=== Fragmento de página ===
Por la misma ascesis
de su vida, no confluyó en esa literatura del odio, grata al
revolucionario. Entre las amenazas las persecuciones, los
encarcelamientos y los destierros, dijo siempre Mariátegui su
palabra serena y sustanciada, sin carga de rencor, lastrada sólo
con esa justicia que desprecia el grito, porque toda ella es un
clamor vivo.
Entre una muchachada
ansiosa, pero desorientada, que se atropellaba para no ir a parte
alguna, Mariátegui guió serenamente su coche, uno de los pocos vehículos
del pensamiento político americano que sabía a dónde ir y por dónde
ir.
Mariátegui,
"apresurándose lentamente" en su coche de paralítico, ¿no
es acaso el símbolo de una nueva América que vencerá no por el
impulso ciego ni el movimiento improvisado, sino por el avance tenaz
y progresivo, según el tiempo y la norma marcados por aquel hombre
a quien le bastó la mínima posibilidad móvil de dos ruedas para
escalar la última eminencia andina y plantar en ella la bandera de
una nueva libertad?
Hagamos la meditación
de Mariátegui y su coche. Meditación del impedido. Meditación del
paralítico. ¿Paralítico? paráclito ¿por qué no? Nunca la
afinidad fonética de dos palabras me ha parecido tan íntima, tan
sustancial. Mariátegui: paralítico; paráclito. Paráclito espíritu
con cuya presencia y asistencia sigue contando América.

=== Su tarea ===
Transcriba literalmente, del fragmento sobre Mariátegui, el pasaje que va desde "Hagamos la meditación" hasta "sigue contando América.". Los datos no guardan relación alguna con el fragmento sobre Mariátegui.

=== Datos proporcionados ===

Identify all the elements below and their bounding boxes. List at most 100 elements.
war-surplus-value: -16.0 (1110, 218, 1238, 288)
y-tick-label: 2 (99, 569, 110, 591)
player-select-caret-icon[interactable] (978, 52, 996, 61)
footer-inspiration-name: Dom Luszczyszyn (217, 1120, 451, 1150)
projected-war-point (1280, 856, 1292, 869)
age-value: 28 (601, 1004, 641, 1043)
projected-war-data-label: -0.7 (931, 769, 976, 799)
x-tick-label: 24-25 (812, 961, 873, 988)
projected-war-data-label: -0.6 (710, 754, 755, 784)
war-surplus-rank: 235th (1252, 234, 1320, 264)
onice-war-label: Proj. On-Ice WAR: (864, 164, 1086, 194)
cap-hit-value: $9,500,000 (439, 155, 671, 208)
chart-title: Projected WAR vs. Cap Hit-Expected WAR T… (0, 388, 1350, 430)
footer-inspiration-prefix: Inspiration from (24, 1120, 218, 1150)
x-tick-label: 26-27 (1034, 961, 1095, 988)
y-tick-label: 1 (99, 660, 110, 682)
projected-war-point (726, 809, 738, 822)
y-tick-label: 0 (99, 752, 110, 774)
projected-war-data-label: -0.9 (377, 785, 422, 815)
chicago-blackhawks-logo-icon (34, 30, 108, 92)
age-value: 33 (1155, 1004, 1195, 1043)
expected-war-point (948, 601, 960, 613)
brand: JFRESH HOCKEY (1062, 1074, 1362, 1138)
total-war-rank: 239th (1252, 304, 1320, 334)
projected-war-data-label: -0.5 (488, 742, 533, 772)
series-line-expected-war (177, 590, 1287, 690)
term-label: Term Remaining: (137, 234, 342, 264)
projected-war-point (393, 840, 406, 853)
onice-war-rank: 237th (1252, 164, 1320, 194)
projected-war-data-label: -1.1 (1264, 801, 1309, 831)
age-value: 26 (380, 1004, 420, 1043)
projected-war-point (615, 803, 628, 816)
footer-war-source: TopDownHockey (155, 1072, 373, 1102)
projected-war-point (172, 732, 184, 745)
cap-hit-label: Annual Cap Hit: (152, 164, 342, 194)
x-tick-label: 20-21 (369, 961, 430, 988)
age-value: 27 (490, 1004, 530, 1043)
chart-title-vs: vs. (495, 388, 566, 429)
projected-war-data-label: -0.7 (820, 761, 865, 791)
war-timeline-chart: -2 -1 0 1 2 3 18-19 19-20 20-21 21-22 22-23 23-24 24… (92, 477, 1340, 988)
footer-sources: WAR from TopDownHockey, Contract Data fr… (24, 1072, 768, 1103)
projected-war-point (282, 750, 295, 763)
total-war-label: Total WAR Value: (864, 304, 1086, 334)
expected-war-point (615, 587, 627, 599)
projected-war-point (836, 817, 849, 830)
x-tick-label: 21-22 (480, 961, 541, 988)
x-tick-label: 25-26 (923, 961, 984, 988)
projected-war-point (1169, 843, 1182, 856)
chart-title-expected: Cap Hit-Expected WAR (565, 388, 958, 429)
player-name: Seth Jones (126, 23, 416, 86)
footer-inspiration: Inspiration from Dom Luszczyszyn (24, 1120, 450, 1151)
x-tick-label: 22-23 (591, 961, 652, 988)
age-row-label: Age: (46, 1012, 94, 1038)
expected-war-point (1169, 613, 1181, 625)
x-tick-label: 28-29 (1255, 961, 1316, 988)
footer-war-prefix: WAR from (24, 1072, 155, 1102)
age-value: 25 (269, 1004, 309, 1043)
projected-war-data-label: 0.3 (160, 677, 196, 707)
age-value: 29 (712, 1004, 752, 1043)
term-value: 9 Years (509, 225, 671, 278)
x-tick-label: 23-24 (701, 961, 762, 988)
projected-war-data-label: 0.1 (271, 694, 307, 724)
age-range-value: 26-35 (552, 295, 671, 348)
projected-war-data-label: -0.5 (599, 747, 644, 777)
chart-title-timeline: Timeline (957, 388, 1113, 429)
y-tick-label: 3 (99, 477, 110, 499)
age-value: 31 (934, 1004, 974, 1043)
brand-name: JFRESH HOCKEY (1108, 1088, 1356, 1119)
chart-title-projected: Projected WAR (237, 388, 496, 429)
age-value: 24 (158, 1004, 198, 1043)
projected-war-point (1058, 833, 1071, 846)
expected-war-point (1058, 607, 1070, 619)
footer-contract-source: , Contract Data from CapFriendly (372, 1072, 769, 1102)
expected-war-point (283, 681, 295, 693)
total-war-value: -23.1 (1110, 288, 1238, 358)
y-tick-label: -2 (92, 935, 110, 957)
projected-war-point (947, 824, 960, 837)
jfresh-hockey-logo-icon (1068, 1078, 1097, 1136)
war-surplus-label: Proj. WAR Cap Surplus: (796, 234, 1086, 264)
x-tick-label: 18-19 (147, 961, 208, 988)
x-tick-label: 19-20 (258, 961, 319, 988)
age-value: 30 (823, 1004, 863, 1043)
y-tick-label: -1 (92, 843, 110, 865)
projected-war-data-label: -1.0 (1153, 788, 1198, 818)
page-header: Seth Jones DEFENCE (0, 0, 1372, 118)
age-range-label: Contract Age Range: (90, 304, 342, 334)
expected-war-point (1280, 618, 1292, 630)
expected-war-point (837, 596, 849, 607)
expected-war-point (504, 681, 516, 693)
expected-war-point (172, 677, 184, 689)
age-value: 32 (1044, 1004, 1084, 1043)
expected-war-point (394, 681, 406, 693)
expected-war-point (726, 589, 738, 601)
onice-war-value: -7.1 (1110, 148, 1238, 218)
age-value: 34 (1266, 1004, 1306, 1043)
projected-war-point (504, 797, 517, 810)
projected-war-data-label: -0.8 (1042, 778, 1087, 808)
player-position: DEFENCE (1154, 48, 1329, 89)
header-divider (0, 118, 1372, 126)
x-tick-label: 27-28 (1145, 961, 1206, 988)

=== Solución del ejercicio ===
Hagamos la meditación
de Mariátegui y su coche. Meditación del impedido. Meditación del
paralítico. ¿Paralítico? paráclito ¿por qué no? Nunca la
afinidad fonética de dos palabras me ha parecido tan íntima, tan
sustancial. Mariátegui: paralítico; paráclito. Paráclito espíritu
con cuya presencia y asistencia sigue contando América.